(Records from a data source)
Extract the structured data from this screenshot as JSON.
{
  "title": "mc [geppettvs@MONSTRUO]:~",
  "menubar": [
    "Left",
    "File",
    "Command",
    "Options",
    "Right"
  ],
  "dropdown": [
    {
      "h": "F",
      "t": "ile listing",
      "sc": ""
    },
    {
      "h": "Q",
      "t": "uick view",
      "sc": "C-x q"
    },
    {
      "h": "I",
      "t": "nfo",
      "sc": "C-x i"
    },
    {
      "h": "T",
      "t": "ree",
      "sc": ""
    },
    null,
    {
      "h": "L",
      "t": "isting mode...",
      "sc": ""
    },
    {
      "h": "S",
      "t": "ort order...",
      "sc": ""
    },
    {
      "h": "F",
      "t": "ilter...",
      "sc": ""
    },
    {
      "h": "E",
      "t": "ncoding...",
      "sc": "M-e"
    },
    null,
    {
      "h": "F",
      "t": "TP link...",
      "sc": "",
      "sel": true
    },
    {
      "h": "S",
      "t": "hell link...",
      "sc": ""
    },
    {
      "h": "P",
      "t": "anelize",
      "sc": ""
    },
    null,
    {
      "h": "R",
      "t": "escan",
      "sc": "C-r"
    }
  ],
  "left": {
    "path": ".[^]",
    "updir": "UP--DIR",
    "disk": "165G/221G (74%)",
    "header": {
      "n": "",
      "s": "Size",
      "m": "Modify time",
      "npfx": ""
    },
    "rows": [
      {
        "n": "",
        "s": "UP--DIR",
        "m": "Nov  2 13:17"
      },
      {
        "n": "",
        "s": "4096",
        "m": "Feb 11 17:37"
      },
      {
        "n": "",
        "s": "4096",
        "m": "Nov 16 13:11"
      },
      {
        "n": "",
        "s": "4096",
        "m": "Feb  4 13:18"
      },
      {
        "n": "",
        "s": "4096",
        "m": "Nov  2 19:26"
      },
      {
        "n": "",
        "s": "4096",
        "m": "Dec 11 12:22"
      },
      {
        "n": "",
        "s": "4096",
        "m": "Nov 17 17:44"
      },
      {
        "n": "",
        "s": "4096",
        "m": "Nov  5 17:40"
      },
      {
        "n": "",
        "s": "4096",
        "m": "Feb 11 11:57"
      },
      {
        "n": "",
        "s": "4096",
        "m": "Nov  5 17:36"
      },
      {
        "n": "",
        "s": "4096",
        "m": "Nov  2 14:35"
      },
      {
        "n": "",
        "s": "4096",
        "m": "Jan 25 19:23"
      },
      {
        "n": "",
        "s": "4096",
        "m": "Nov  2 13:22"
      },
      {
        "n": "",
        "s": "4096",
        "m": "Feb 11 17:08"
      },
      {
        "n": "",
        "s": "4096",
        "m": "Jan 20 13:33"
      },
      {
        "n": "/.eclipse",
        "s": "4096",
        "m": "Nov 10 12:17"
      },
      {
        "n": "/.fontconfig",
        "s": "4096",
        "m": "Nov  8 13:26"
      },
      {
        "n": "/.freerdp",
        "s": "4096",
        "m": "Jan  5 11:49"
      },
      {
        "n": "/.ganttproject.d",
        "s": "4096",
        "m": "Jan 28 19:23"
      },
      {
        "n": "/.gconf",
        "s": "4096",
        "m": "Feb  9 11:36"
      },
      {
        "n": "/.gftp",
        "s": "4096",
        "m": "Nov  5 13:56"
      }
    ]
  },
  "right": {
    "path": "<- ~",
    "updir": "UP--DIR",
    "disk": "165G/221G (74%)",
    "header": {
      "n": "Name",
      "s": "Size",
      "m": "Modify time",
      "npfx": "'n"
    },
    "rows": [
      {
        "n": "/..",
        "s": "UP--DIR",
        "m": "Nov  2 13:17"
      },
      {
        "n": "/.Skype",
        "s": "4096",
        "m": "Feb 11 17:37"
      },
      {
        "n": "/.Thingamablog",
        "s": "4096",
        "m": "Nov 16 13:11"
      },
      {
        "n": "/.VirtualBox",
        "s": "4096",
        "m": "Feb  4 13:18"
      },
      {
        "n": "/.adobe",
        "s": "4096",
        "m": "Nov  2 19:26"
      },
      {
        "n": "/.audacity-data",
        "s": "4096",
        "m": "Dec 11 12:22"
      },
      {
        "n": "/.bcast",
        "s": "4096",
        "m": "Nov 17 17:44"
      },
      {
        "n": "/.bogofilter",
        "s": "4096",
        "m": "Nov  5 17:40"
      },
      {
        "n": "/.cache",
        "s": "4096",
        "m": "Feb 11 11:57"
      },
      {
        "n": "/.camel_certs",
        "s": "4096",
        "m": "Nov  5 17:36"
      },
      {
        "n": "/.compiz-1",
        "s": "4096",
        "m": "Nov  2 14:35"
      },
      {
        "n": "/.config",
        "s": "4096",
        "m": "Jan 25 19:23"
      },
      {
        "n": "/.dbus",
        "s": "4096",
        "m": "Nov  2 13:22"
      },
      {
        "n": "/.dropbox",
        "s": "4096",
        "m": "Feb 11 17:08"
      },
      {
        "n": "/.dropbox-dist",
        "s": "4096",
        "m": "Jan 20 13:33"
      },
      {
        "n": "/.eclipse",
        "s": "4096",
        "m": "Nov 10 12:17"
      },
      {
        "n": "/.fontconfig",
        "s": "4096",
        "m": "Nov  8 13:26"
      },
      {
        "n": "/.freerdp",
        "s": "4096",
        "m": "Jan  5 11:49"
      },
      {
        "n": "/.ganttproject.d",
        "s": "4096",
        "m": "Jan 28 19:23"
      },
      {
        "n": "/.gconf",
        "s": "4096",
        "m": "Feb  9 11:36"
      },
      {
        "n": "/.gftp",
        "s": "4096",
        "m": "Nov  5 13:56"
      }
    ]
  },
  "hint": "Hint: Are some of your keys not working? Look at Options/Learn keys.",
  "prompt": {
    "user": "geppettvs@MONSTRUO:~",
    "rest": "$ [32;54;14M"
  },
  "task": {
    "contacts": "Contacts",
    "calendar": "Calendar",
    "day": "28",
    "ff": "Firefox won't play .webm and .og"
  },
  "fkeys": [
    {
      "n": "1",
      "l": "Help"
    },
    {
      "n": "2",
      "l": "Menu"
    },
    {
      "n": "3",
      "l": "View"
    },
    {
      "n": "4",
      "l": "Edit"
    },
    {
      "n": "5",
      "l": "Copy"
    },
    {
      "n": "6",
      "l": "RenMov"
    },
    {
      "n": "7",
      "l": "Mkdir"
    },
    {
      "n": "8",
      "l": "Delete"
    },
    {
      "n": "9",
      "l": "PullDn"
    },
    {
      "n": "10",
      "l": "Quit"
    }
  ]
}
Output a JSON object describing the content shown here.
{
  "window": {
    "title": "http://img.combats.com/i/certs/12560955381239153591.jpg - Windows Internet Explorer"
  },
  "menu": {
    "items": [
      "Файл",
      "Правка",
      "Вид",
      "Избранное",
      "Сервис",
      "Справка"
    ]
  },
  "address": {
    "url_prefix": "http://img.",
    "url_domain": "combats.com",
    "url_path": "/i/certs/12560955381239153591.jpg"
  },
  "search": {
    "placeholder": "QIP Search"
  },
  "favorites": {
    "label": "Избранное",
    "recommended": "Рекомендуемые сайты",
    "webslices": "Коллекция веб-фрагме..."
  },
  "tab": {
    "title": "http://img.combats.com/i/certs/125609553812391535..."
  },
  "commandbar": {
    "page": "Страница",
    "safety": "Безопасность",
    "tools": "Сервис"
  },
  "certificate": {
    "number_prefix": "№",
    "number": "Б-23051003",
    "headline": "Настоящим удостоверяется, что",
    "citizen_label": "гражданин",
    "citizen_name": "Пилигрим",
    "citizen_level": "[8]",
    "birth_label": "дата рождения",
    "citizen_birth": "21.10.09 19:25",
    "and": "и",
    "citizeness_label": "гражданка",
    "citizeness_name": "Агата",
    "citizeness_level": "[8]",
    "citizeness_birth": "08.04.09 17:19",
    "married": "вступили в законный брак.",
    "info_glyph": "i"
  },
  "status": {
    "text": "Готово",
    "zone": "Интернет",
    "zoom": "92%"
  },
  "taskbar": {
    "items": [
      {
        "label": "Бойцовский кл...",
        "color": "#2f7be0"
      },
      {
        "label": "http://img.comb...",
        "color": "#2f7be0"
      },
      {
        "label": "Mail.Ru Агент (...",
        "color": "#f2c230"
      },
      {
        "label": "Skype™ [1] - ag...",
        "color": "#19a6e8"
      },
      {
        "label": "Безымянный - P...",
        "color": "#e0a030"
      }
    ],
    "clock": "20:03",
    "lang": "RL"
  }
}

- **What the task requires**
Check every line of the data above for the string "color", and copy those that have it.

- **Correct response**
        "color": "#2f7be0"
        "color": "#2f7be0"
        "color": "#f2c230"
        "color": "#19a6e8"
        "color": "#e0a030"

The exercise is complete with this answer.